Data excerpts:
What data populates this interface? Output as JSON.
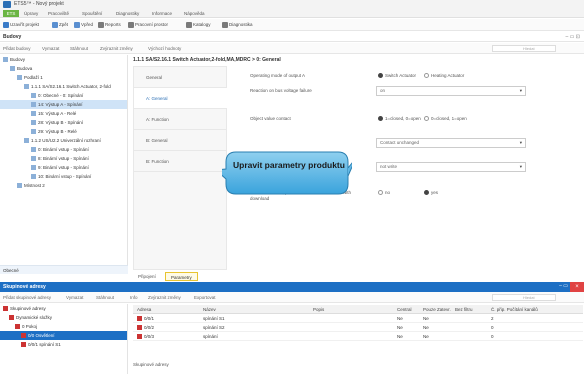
{
  "window": {
    "title": "ETS5™ - Nový projekt"
  },
  "menubar": {
    "ets_label": "ETS",
    "items": [
      "Úpravy",
      "Pracoviště",
      "Spouštění",
      "Diagnostiky",
      "Informace",
      "Nápověda"
    ]
  },
  "toolbar": {
    "items": [
      {
        "label": "Uzavřít projekt",
        "icon": "close-project-icon",
        "color": "#3a7bc8"
      },
      {
        "label": "Zpět",
        "icon": "undo-icon",
        "color": "#5a8fd0"
      },
      {
        "label": "Vpřed",
        "icon": "redo-icon",
        "color": "#5a8fd0"
      },
      {
        "label": "Reports",
        "icon": "reports-icon",
        "color": "#7a7a7a"
      },
      {
        "label": "Pracovní prostor",
        "icon": "workspace-icon",
        "color": "#7a7a7a"
      },
      {
        "label": "Katalogy",
        "icon": "catalogs-icon",
        "color": "#7a7a7a"
      },
      {
        "label": "Diagnostika",
        "icon": "diagnostics-icon",
        "color": "#7a7a7a"
      }
    ]
  },
  "budovy_panel": {
    "title": "Budovy",
    "secondary_toolbar": [
      "Přidat budovy",
      "Vymazat",
      "Stáhnout",
      "Zvýraznit změny",
      "Výchozí hodnoty"
    ],
    "search_placeholder": "Hledat"
  },
  "tree": {
    "items": [
      {
        "label": "Budovy",
        "indent": 0
      },
      {
        "label": "Budova",
        "indent": 1
      },
      {
        "label": "Podlaží 1",
        "indent": 2
      },
      {
        "label": "1.1.1 SA/S2.16.1 Switch Actuator, 2-fold",
        "indent": 3
      },
      {
        "label": "0: Obecné - 0: Spínání",
        "indent": 4
      },
      {
        "label": "14: Výstup A - Spínání",
        "indent": 4,
        "selected": true
      },
      {
        "label": "15: Výstup A - Relé",
        "indent": 4
      },
      {
        "label": "28: Výstup B - Spínání",
        "indent": 4
      },
      {
        "label": "29: Výstup B - Relé",
        "indent": 4
      },
      {
        "label": "1.1.2 US/U2.2 Univerzální rozhraní",
        "indent": 3
      },
      {
        "label": "0: Binární vstup - Spínání",
        "indent": 4
      },
      {
        "label": "8: Binární vstup - Spínání",
        "indent": 4
      },
      {
        "label": "9: Binární vstup - Spínání",
        "indent": 4
      },
      {
        "label": "10: Binární vstup - Spínání",
        "indent": 4
      },
      {
        "label": "Místnost 2",
        "indent": 2
      }
    ],
    "footer": "Obecné"
  },
  "content": {
    "breadcrumb": "1.1.1 SA/S2.16.1 Switch Actuator,2-fold,MA,MDRC > 0: General",
    "side_tabs": [
      "General",
      "A: General",
      "A: Function",
      "B: General",
      "B: Function"
    ],
    "active_tab_index": 1,
    "params": [
      {
        "label": "Operating mode of output A",
        "type": "radio",
        "options": [
          "Switch Actuator",
          "Heating Actuator"
        ],
        "selected": 0
      },
      {
        "label": "Reaction on bus voltage failure",
        "type": "dropdown",
        "value": "on"
      },
      {
        "label": "Object value contact",
        "type": "radio",
        "options": [
          "1=closed, 0=open",
          "0=closed, 1=open"
        ],
        "selected": 0
      },
      {
        "label": "",
        "type": "dropdown",
        "value": "Contact unchanged"
      },
      {
        "label": "Value object \"Switch\" on bus voltage recovery",
        "type": "dropdown",
        "value": "not write"
      },
      {
        "label": "Overwrite status, preset and threshold value 1 with download",
        "type": "radio",
        "options": [
          "no",
          "yes"
        ],
        "selected": 1
      }
    ],
    "bottom_tabs": [
      "Připojení",
      "Parametry"
    ],
    "active_bottom_tab": 1
  },
  "callout": {
    "text": "Upravit parametry produktu"
  },
  "group_panel": {
    "title": "Skupinové adresy",
    "toolbar": [
      "Přidat skupinové adresy",
      "Vymazat",
      "Stáhnout",
      "Info",
      "Zvýraznit změny",
      "Exportovat"
    ],
    "search_placeholder": "Hledat",
    "tree": [
      {
        "label": "Skupinové adresy",
        "selected": false
      },
      {
        "label": "Dynamické složky",
        "selected": false
      },
      {
        "label": "0 Pokoj",
        "selected": false
      },
      {
        "label": "0/0 Osvětlení",
        "selected": true
      },
      {
        "label": "0/0/1 spínání S1",
        "selected": false
      }
    ],
    "columns": [
      "Adresa",
      "Název",
      "Popis",
      "Central",
      "Pouze Zatevr.",
      "Bez filtru",
      "Č. přip. Počítání kanálů"
    ],
    "rows": [
      {
        "address": "0/0/1",
        "name": "spínání S1",
        "description": "",
        "central": "Ne",
        "pass": "Ne",
        "count": "2"
      },
      {
        "address": "0/0/2",
        "name": "spínání S2",
        "description": "",
        "central": "Ne",
        "pass": "Ne",
        "count": "0"
      },
      {
        "address": "0/0/3",
        "name": "spínání",
        "description": "",
        "central": "Ne",
        "pass": "Ne",
        "count": "0"
      }
    ],
    "footer": "Skupinové adresy"
  }
}
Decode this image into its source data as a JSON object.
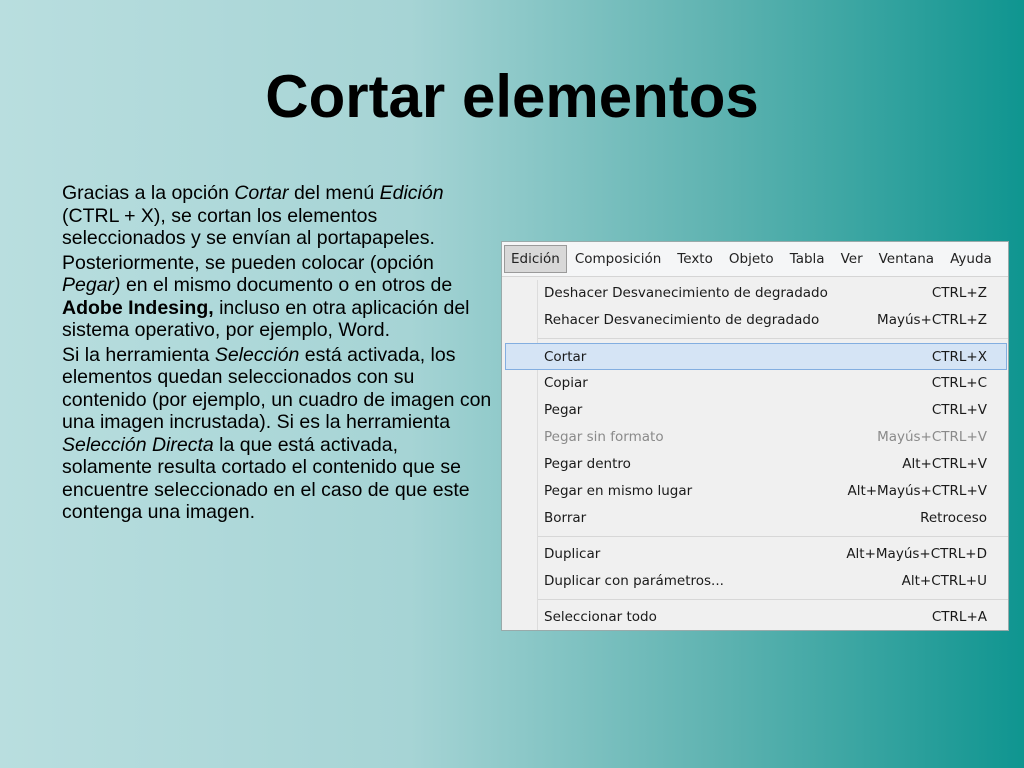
{
  "slide": {
    "title": "Cortar elementos"
  },
  "body": {
    "paragraph1": [
      {
        "text": "Gracias a la opción ",
        "style": "normal"
      },
      {
        "text": "Cortar",
        "style": "italic"
      },
      {
        "text": " del menú ",
        "style": "normal"
      },
      {
        "text": "Edición",
        "style": "italic"
      },
      {
        "text": " (CTRL + X), se cortan los elementos seleccionados y se envían al portapapeles.",
        "style": "normal"
      }
    ],
    "paragraph2": [
      {
        "text": "Posteriormente, se pueden colocar (opción ",
        "style": "normal"
      },
      {
        "text": "Pegar)",
        "style": "italic"
      },
      {
        "text": " en el mismo documento o en otros de ",
        "style": "normal"
      },
      {
        "text": "Adobe Indesing,",
        "style": "bold"
      },
      {
        "text": " incluso en otra aplicación del sistema operativo, por ejemplo, Word.",
        "style": "normal"
      }
    ],
    "paragraph3": [
      {
        "text": "Si la herramienta ",
        "style": "normal"
      },
      {
        "text": "Selección",
        "style": "italic"
      },
      {
        "text": " está activada, los elementos quedan seleccionados con su contenido (por ejemplo, un cuadro de imagen con una imagen incrustada). Si es la herramienta ",
        "style": "normal"
      },
      {
        "text": "Selección Directa",
        "style": "italic"
      },
      {
        "text": " la que está activada, solamente resulta cortado el contenido que se encuentre seleccionado en el caso de que este contenga una imagen.",
        "style": "normal"
      }
    ]
  },
  "menubar": {
    "items": [
      "Edición",
      "Composición",
      "Texto",
      "Objeto",
      "Tabla",
      "Ver",
      "Ventana",
      "Ayuda"
    ]
  },
  "menu": {
    "groups": [
      [
        {
          "label": "Deshacer Desvanecimiento de degradado",
          "shortcut": "CTRL+Z"
        },
        {
          "label": "Rehacer Desvanecimiento de degradado",
          "shortcut": "Mayús+CTRL+Z"
        }
      ],
      [
        {
          "label": "Cortar",
          "shortcut": "CTRL+X",
          "selected": true
        },
        {
          "label": "Copiar",
          "shortcut": "CTRL+C"
        },
        {
          "label": "Pegar",
          "shortcut": "CTRL+V"
        },
        {
          "label": "Pegar sin formato",
          "shortcut": "Mayús+CTRL+V",
          "disabled": true
        },
        {
          "label": "Pegar dentro",
          "shortcut": "Alt+CTRL+V"
        },
        {
          "label": "Pegar en mismo lugar",
          "shortcut": "Alt+Mayús+CTRL+V"
        },
        {
          "label": "Borrar",
          "shortcut": "Retroceso"
        }
      ],
      [
        {
          "label": "Duplicar",
          "shortcut": "Alt+Mayús+CTRL+D"
        },
        {
          "label": "Duplicar con parámetros...",
          "shortcut": "Alt+CTRL+U"
        }
      ],
      [
        {
          "label": "Seleccionar todo",
          "shortcut": "CTRL+A"
        }
      ]
    ]
  }
}
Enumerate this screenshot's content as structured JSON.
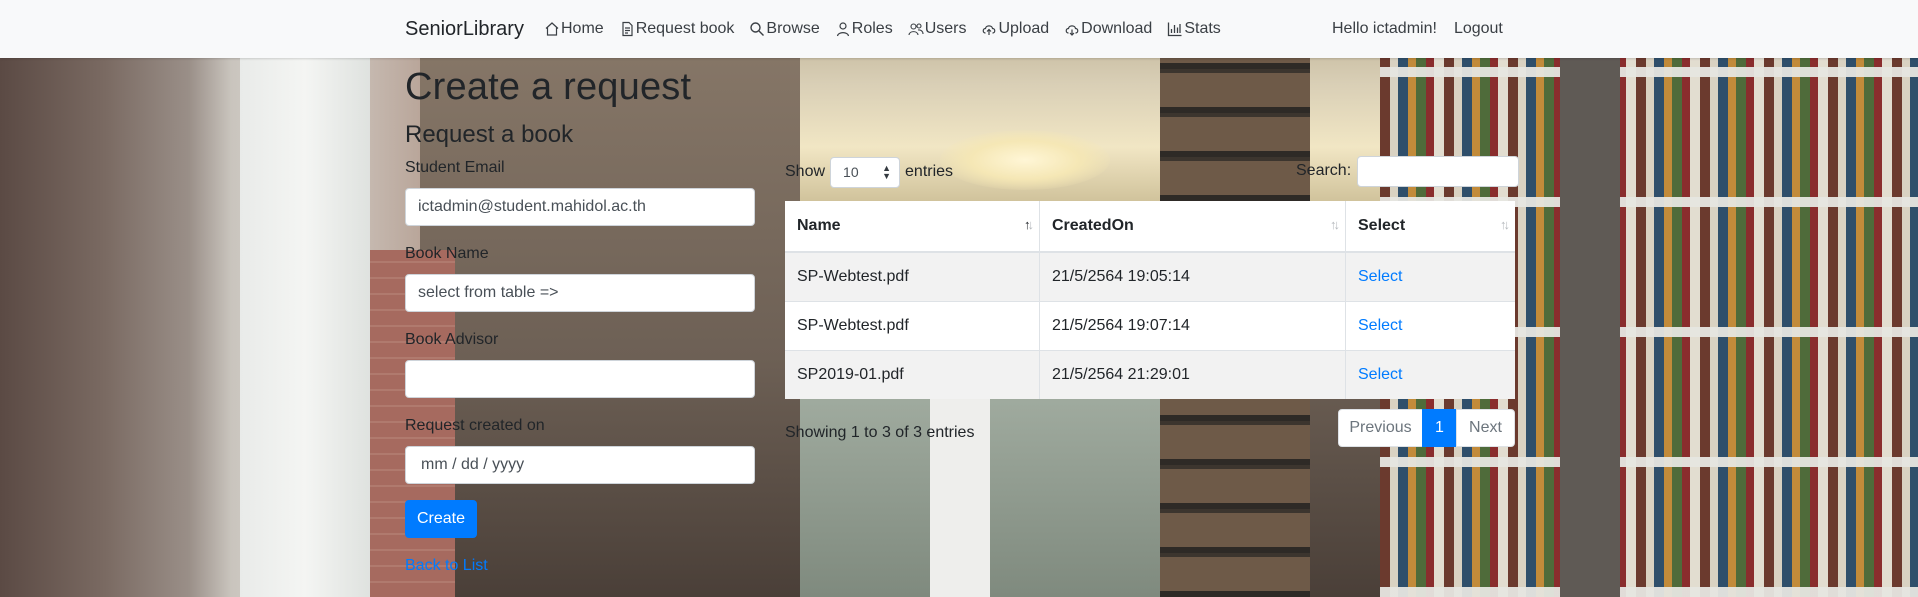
{
  "navbar": {
    "brand": "SeniorLibrary",
    "items": [
      {
        "label": "Home",
        "icon": "house-icon"
      },
      {
        "label": "Request book",
        "icon": "document-icon"
      },
      {
        "label": "Browse",
        "icon": "search-icon"
      },
      {
        "label": "Roles",
        "icon": "person-icon"
      },
      {
        "label": "Users",
        "icon": "people-icon"
      },
      {
        "label": "Upload",
        "icon": "cloud-upload-icon"
      },
      {
        "label": "Download",
        "icon": "cloud-download-icon"
      },
      {
        "label": "Stats",
        "icon": "bar-chart-icon"
      }
    ],
    "greeting": "Hello ictadmin!",
    "logout": "Logout"
  },
  "page": {
    "title": "Create a request",
    "subtitle": "Request a book"
  },
  "form": {
    "email_label": "Student Email",
    "email_value": "ictadmin@student.mahidol.ac.th",
    "book_label": "Book Name",
    "book_value": "select from table =>",
    "advisor_label": "Book Advisor",
    "advisor_value": "",
    "date_label": "Request created on",
    "date_placeholder": "mm / dd / yyyy",
    "create_button": "Create",
    "back_link": "Back to List"
  },
  "datatable": {
    "show_label": "Show",
    "length_value": "10",
    "entries_label": "entries",
    "search_label": "Search:",
    "columns": [
      "Name",
      "CreatedOn",
      "Select"
    ],
    "rows": [
      {
        "name": "SP-Webtest.pdf",
        "created": "21/5/2564 19:05:14",
        "action": "Select"
      },
      {
        "name": "SP-Webtest.pdf",
        "created": "21/5/2564 19:07:14",
        "action": "Select"
      },
      {
        "name": "SP2019-01.pdf",
        "created": "21/5/2564 21:29:01",
        "action": "Select"
      }
    ],
    "info": "Showing 1 to 3 of 3 entries",
    "pagination": {
      "previous": "Previous",
      "current": "1",
      "next": "Next"
    }
  },
  "colors": {
    "primary": "#007bff",
    "navbar_bg": "#f8f9fa",
    "text": "#212529"
  }
}
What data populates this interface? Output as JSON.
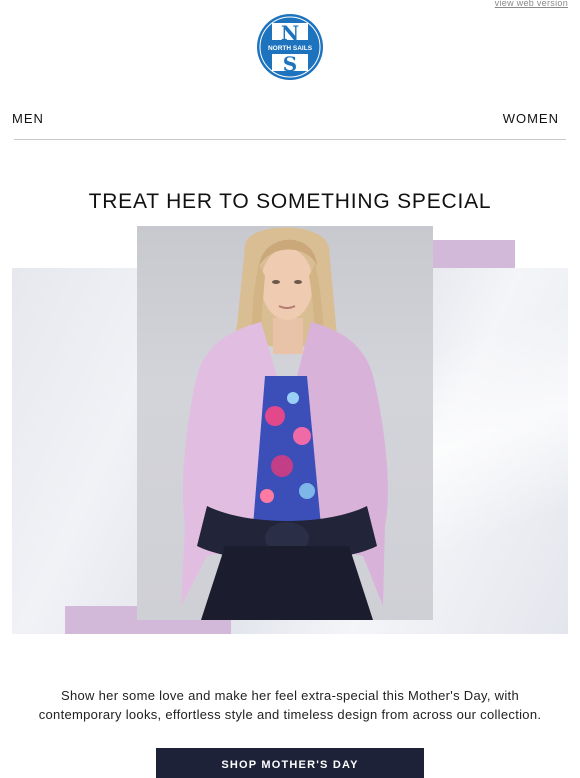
{
  "header": {
    "web_version_link": "view web version",
    "logo": {
      "top_letters": "N",
      "bottom_letter": "S",
      "ring_text": "NORTH SAILS",
      "brand_color": "#1e73be"
    }
  },
  "nav": {
    "men": "MEN",
    "women": "WOMEN"
  },
  "hero": {
    "headline": "TREAT HER TO SOMETHING SPECIAL",
    "accent_color": "#d3b9d9",
    "image": "model-in-lilac-shirt-photo"
  },
  "body": {
    "copy": "Show her some love and make her feel extra-special this Mother's Day, with contemporary looks, effortless style and timeless design from across our collection."
  },
  "cta": {
    "label": "SHOP MOTHER'S DAY",
    "background": "#1d2238"
  }
}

## WHAT YOU HAVE TO DO
Which lines in the records above contain the string "Výstup"? Copy each one.

## SOLUTION TO THIS TASK
        "label": "14: Výstup A - Spínání",
        "label": "15: Výstup A - Relé",
        "label": "28: Výstup B - Spínání",
        "label": "29: Výstup B - Relé",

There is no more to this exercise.